TEXT TO READ:
★ ★ ★ ★ ★ ★ ★

One of the headlining names in the trade was Marlins pitcher Josh Johnson. The former All-Star went to Toronto with big plans, but he’s ended up being more of a bust this year in Toronto than he was last year for Miami.
At this point in the season, Johnson is 1-6 on the season with a 5.66 ERA in 68.1 innings pitched over just 13 games. For comparison, Johnson was 8-14 for Miami in 31 starts last year and had an ERA of 3.81. Johnson also becomes an unrestricted free agent at the end of the 2013 season.
Starting pitcher Mark Buehrle was also sent to Toronto after an unspectacular, but solid season in Miami. Buehrle’s ERA has skyrocketed in Toronto to 4.83 and his record is just 5-7 in 20 appearances this year.
Buehrle has been his normal workhorse self, but after going 13-13 last season, he’s just 31-29 over his last three seasons and his ERA has risen each year since 2011. In addition, Buehrle is owed $27 million over the next two seasons by the Blue Jays after Toronto took on his back-loaded contract from Miami.
He’ll be 37-years-old when he finishes out his current contract with the Blue Jays.
The top position player in the trade from Miami to Toronto was former All-Star shortstop Jose Reyes. In his first season in Toronto, Reyes has appeared in just 33 games and has a .321 average with just 17 RBI’s and 10 stolen bases.
Reyes is only 30 and could return to form if he can get past injury problems, but Toronto is on the hook for $82 million on his contract until 2017, the team has a buyout option in 2018 of $4 million. So, Reyes could collect nearly $90 million from the Blue Jays on his current contract.
Emilio Bonifacio was included in the Toronto trade and while he’s appeared in the most games for the Blue Jays of the players traded from Miami, his numbers have been abysmal. Bonifacio has played in 82 games this year, but is hitting just .211 with 15 RBI’s and 11 stolen bases.
The Marlins took on infielders Yunel Escobar and Adeiny Hechavarria, pitchers Henderson Alvarez, Anthony DeSclafani, Justin Nicolino, catcher Jeff Mathis, and outfielder Jake Marisnick. The Marlins followed the Toronto trade up by sending Escobar to Tampa for infielder Derek Dietrich.
Hechavarria has turned into the Marlins everyday shortstop and has responded by hitting .253 on the season with 16 extra base hits and 25 RBI’s. Hechavarria has struggled at the plate, but has raised his average from .232 on July 9 to .253 through July 23.
The Marlins had to wait awhile to get Alvarez on the mound due to injuries. He’s pitched in four games since July 4th and is 0-1 with a 3.28 ERA. While his strikeout-walk ratio of 11-7 needs work, he is still only 23-years-old this year.
Alvarez is allowing opponents to hit .287 against this season, which is on part with career Major League average of .284. But, his 3.28 ERA is more than a full run below his career major league average of 4.41.
Nicolino is 5-3 in the minors this season, but struggled in his first start in Double-A ball for the Jacksonville, giving up six runs in just three innings in his first start. Nicolino is 21-years-old and had a 2.23 ERA across 18 starts in high-A ball before coming to the Jacksonville Suns.

★ ★ ★ ★ ★ ★ ★

PROBLEM DESCRIPTION:
According to the text on the Marlins–Blue Jays trade, how much is Mark Buehrle owed by the Blue Jays over the next two seasons?

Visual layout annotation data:
★ ★ ★ ★ ★ ★ ★

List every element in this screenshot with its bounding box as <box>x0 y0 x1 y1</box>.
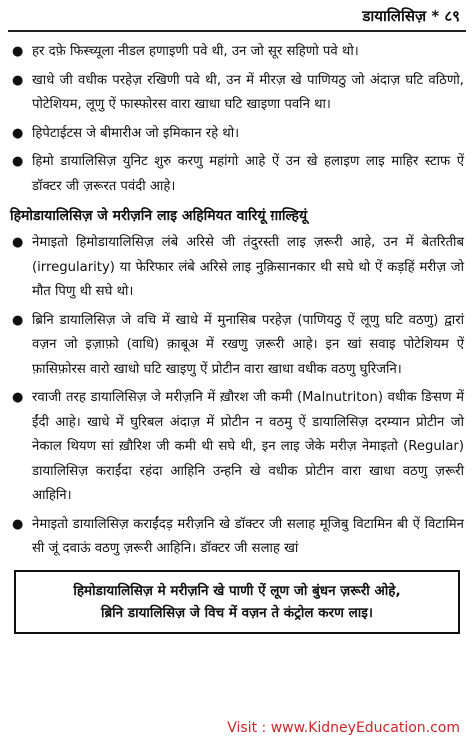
bullet-list-disadvantages <box>10 40 464 199</box>
callout-line: ब्रिनि डायालिसिज़ जे विच में वज़न ते कंट्रोल करण लाइ। <box>100 604 374 621</box>
list-item: ● रवाजी तरह डायालिसिज़ जे मरीज़नि में ख़ौरश जी कमी (Malnutriton) वधीक ङिसण में ईंदी आहे। खाधे में घुरिबल अंदाज़ में प्रोटीन न वठमु ऐं डायालिसिज़ दरम्यान प्रोटीन जो नेकाल थियण सां ख़ौरिश जी कमी थी सघे थी, इन लाइ जेके मरीज़ नेमाइतो (Regular) डायालिसिज़ कराईंदा रहंदा आहिनि उन्हनि खे वधीक प्रोटीन वारा खाधा वठणु ज़रूरी आहिनि। <box>10 386 464 509</box>
list-item: ● खाधे जी वधीक परहेज़ रखिणी पवे थी, उन में मीरज़ खे पाणियठु जो अंदाज़ घटि वठिणो, पोटेशियम, लूणु ऐं फास्फोरस वारा खाधा घटि खाइणा पवनि था। <box>10 69 464 118</box>
page-content <box>10 40 464 634</box>
callout-box <box>14 570 460 634</box>
header-divider <box>8 30 466 32</box>
website-link[interactable]: Visit : www.KidneyEducation.com <box>227 720 460 736</box>
list-item: ● हिमो डायालिसिज़ युनिट शुरु करणु महांगो आहे ऐं उन खे हलाइण लाइ माहिर स्टाफ ऐं डॉक्टर जी ज़रूरत पवंदी आहे। <box>10 150 464 199</box>
list-item: ● नेमाइतो हिमोडायालिसिज़ लंबे अरिसे जी तंदुरस्ती लाइ ज़रूरी आहे, उन में बेतरितीब (irregularity) या फेरिफार लंबे अरिसे लाइ नुक़िसानकार थी सघे थो ऐं कड़हिं मरीज़ जो मौत पिणु थी सघे थो। <box>10 231 464 305</box>
list-item: ● नेमाइतो डायालिसिज़ कराईंदड़ मरीज़नि खे डॉक्टर जी सलाह मूजिबु विटामिन बी ऐं विटामिन सी जूं दवाऊं वठणु ज़रूरी आहिनि। डॉक्टर जी सलाह खां <box>10 513 464 562</box>
page-header: डायालिसिज़ * ८९ <box>362 7 460 25</box>
list-item: ● हर दफ़े फिस्च्यूला नीडल हणाइणी पवे थी, उन जो सूर सहिणो पवे थो। <box>10 40 464 65</box>
callout-line: हिमोडायालिसिज़ मे मरीज़नि खे पाणी ऐं लूण जो बुंधन ज़रूरी ओहे, <box>73 582 401 599</box>
bullet-list-important-points <box>10 231 464 562</box>
list-item: ● ब्रिनि डायालिसिज़ जे वचि में खाधे में मुनासिब परहेज़ (पाणियठु ऐं लूणु घटि वठणु) द्वारां वज़न जो इज़ाफ़ो (वाधि) क़ाबूअ में रखणु ज़रूरी आहे। इन खां सवाइ पोटेशियम ऐं फ़ासिफ़ोरस वारो खाधो घटि खाइणु ऐं प्रोटीन वारा खाधा वधीक वठणु घुरिजनि। <box>10 309 464 383</box>
section-heading: हिमोडायालिसिज़ जे मरीज़नि लाइ अहिमियत वारियूं ग़ाल्हियूं <box>10 208 308 224</box>
list-item: ● हिपेटाईटस जे बीमारीअ जो इमिकान रहे थो। <box>10 122 464 147</box>
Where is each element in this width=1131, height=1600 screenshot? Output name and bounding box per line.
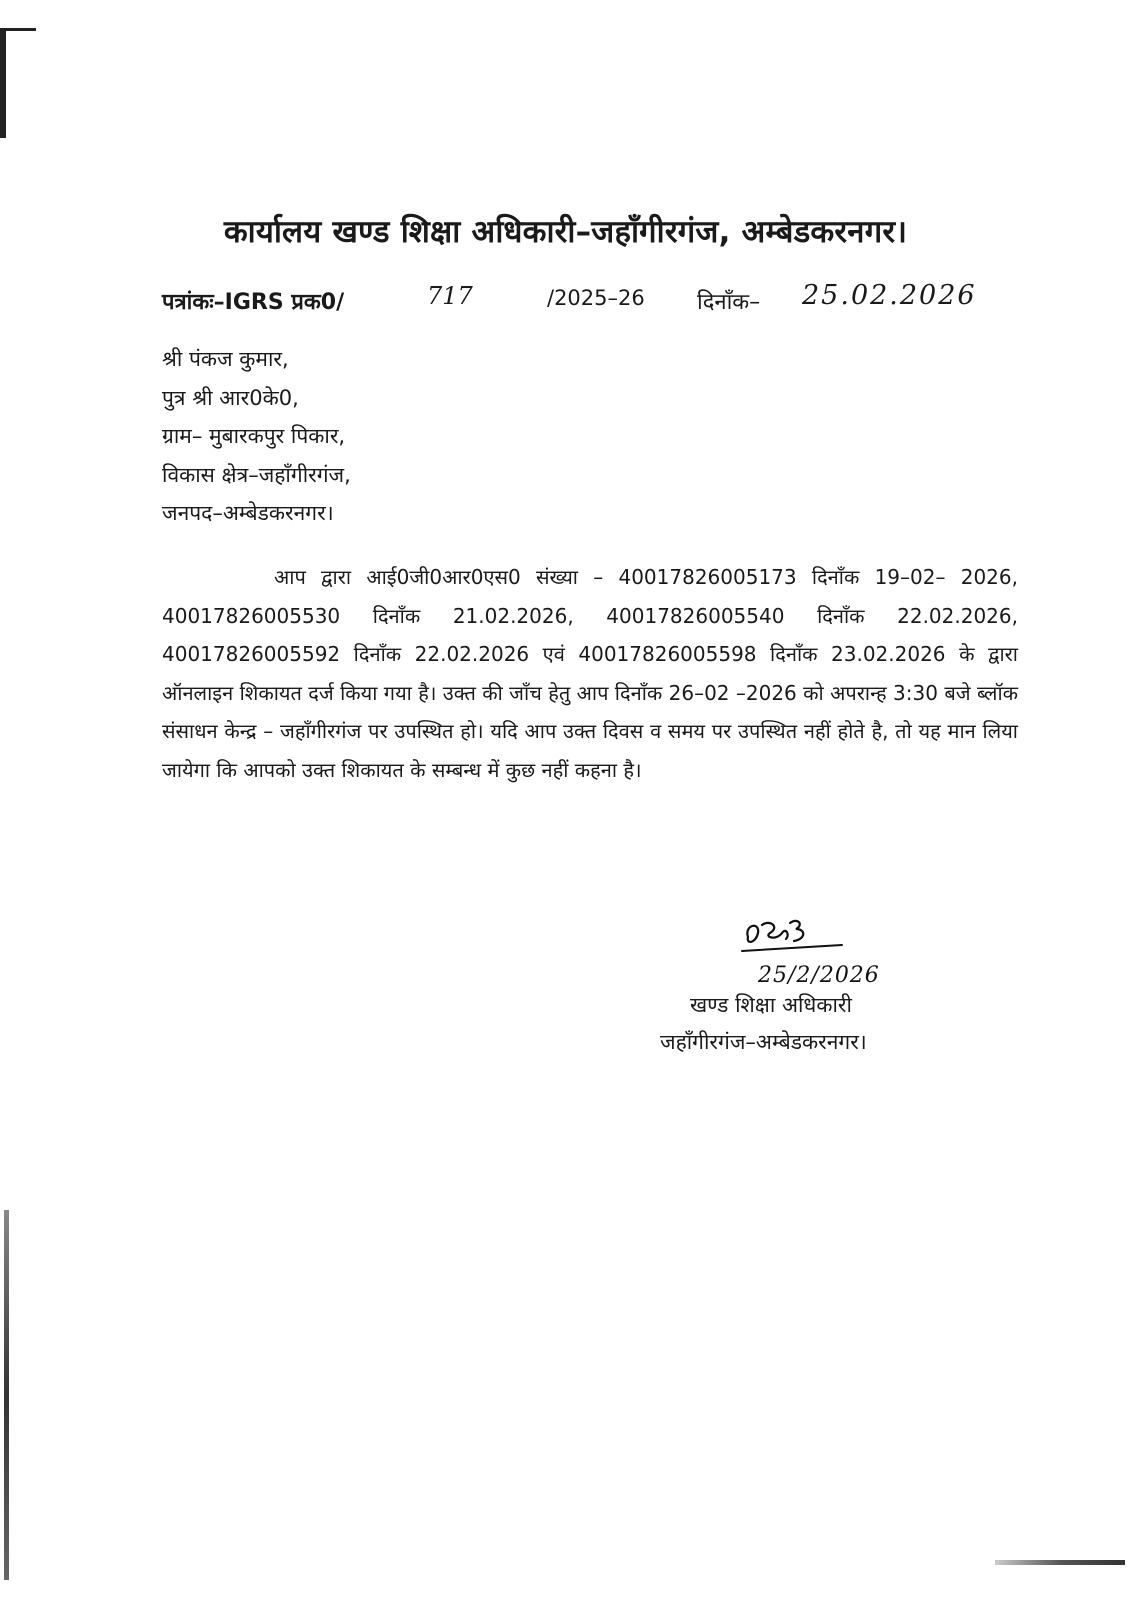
office-heading: कार्यालय खण्ड शिक्षा अधिकारी–जहाँगीरगंज, अम्बेडकरनगर। xyxy=(223,214,908,250)
date-label: दिनाँक– xyxy=(697,290,761,315)
scan-edge-mark xyxy=(4,1210,9,1580)
signatory-title: खण्ड शिक्षा अधिकारी xyxy=(690,993,852,1017)
address-line: ग्राम– मुबारकपुर पिकार, xyxy=(162,424,346,448)
signatory-place: जहाँगीरगंज–अम्बेडकरनगर। xyxy=(660,1030,867,1054)
reference-prefix: पत्रांकः–IGRS प्रक0/ xyxy=(162,290,345,315)
scan-corner-mark xyxy=(0,28,36,41)
address-line: जनपद–अम्बेडकरनगर। xyxy=(162,501,334,525)
letter-date: 25.02.2026 xyxy=(802,280,977,311)
scan-edge-mark xyxy=(995,1560,1125,1565)
address-line: श्री पंकज कुमार, xyxy=(162,347,289,371)
body-text: आप द्वारा आई0जी0आर0एस0 संख्या – 40017826005173 दिनाँक 19–02– 2026, 40017826005530 दिनाँक 21.02.2026, 40017826005540 दिनाँक 22.02.2026, 40017826005592 दिनाँक 22.02.2026 एवं 40017826005598 दिनाँक 23.02.2026 के द्वारा ऑनलाइन शिकायत दर्ज किया गया है। उक्त की जाँच हेतु आप दिनाँक 26–02 –2026 को अपरान्ह 3:30 बजे ब्लॉक संसाधन केन्द्र – जहाँगीरगंज पर उपस्थित हो। यदि आप उक्त दिवस व समय पर उपस्थित नहीं होते है, तो यह मान लिया जायेगा कि आपको उक्त शिकायत के सम्बन्ध में कुछ नहीं कहना है। xyxy=(162,565,1018,782)
address-line: विकास क्षेत्र–जहाँगीरगंज, xyxy=(162,462,351,487)
signature-date: 25/2/2026 xyxy=(758,963,880,988)
signature-block xyxy=(640,915,1020,1065)
reference-year: /2025–26 xyxy=(547,286,645,310)
body-paragraph xyxy=(162,558,1018,789)
recipient-address xyxy=(162,340,351,533)
scan-edge-mark xyxy=(0,28,6,138)
address-line: पुत्र श्री आर0के0, xyxy=(162,385,299,410)
reference-number: 717 xyxy=(427,282,473,310)
reference-line xyxy=(162,280,1022,326)
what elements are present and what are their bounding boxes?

★ ★ ★ ★ ★ ★ ★

OUTPUT BELOW:
$27 million